● **Task brief**: Using the data below, gather each line that includes the word "acuta".

● **Exercise data**:
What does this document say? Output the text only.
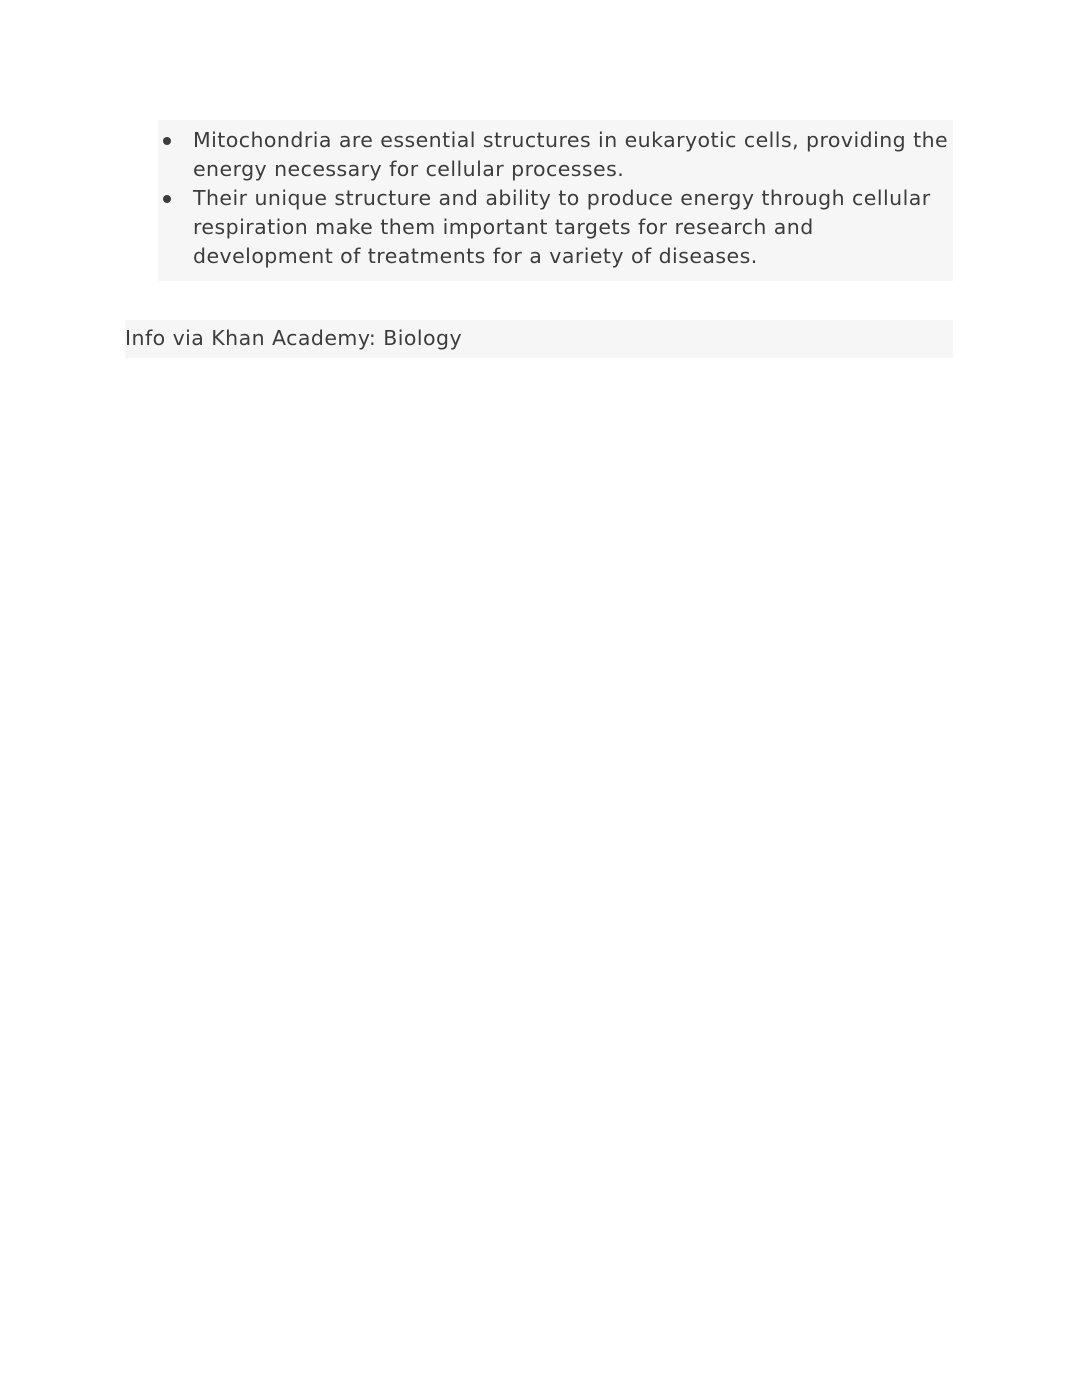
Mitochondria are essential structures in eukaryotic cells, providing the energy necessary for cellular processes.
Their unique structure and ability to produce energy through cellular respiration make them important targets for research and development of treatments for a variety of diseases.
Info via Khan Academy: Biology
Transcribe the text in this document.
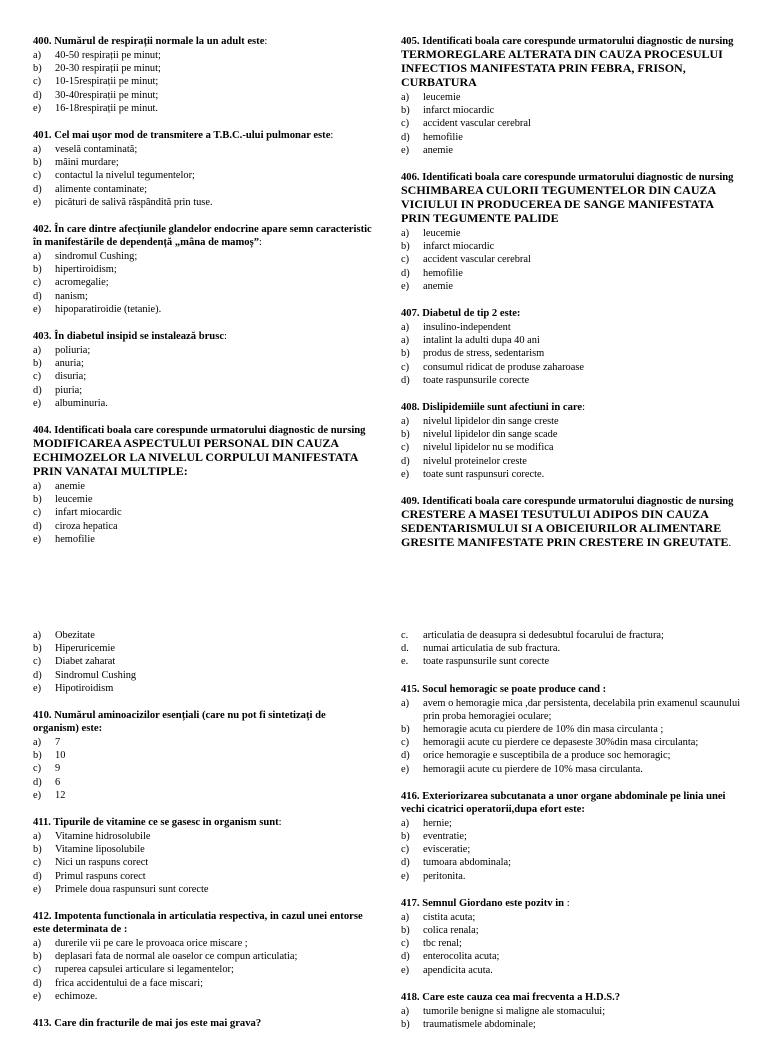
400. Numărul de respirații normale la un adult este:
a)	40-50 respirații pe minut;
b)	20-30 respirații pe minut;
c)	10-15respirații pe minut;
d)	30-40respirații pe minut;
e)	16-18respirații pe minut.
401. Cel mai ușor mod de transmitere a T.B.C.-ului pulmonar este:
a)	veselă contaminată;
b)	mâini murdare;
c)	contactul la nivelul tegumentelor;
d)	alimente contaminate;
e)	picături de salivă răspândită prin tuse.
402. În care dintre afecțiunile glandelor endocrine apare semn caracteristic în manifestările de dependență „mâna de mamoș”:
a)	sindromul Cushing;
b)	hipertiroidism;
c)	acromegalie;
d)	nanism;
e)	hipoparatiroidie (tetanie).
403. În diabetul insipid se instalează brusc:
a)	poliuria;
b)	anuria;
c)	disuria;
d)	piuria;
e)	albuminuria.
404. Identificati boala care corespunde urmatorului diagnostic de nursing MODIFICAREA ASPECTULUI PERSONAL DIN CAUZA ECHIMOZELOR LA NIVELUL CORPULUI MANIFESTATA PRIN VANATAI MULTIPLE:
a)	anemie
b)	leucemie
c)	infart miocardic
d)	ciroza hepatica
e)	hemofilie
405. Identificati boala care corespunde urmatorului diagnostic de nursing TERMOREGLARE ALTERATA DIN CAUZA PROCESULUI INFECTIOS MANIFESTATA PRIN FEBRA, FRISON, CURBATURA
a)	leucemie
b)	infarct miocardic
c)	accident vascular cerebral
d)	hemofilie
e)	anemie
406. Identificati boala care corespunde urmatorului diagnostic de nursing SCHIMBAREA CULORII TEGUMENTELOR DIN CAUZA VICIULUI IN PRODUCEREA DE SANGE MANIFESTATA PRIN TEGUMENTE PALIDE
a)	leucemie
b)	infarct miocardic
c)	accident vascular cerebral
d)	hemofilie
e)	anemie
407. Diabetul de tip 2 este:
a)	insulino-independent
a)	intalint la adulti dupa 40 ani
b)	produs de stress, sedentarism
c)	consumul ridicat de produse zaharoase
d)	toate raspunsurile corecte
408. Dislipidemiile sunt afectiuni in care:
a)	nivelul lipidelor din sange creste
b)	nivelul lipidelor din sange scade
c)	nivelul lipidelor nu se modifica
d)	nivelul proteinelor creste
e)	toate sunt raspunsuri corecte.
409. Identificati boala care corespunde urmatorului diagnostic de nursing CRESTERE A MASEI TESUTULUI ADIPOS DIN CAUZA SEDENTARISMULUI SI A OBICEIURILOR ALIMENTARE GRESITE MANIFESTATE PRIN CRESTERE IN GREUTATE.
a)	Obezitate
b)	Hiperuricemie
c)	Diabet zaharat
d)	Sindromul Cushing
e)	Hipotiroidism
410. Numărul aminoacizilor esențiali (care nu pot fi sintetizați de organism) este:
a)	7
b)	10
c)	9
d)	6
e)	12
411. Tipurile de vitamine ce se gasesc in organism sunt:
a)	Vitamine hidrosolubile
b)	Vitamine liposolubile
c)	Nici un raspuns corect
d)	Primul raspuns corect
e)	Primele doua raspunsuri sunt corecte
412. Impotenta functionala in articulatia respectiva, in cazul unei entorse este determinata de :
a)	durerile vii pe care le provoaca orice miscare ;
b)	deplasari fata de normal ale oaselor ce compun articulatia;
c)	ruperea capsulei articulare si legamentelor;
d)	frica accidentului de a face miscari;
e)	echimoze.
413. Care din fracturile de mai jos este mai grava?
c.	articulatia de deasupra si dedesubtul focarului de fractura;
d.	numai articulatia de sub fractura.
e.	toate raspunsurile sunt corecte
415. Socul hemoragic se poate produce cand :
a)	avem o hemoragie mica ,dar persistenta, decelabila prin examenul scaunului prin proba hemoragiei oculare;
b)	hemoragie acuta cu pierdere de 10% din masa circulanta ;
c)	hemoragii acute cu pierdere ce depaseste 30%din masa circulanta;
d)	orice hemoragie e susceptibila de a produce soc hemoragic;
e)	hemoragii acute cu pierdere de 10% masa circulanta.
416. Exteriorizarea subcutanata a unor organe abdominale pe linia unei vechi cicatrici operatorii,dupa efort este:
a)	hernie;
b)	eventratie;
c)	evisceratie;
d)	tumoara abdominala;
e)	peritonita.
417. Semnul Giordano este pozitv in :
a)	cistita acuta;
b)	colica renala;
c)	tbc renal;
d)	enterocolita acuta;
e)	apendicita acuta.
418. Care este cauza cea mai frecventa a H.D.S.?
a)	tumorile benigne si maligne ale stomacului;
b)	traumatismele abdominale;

● **Answer section**:
b)	hemoragie acuta cu pierdere de 10% din masa circulanta ;
a)	cistita acuta;
d)	enterocolita acuta;
e)	apendicita acuta.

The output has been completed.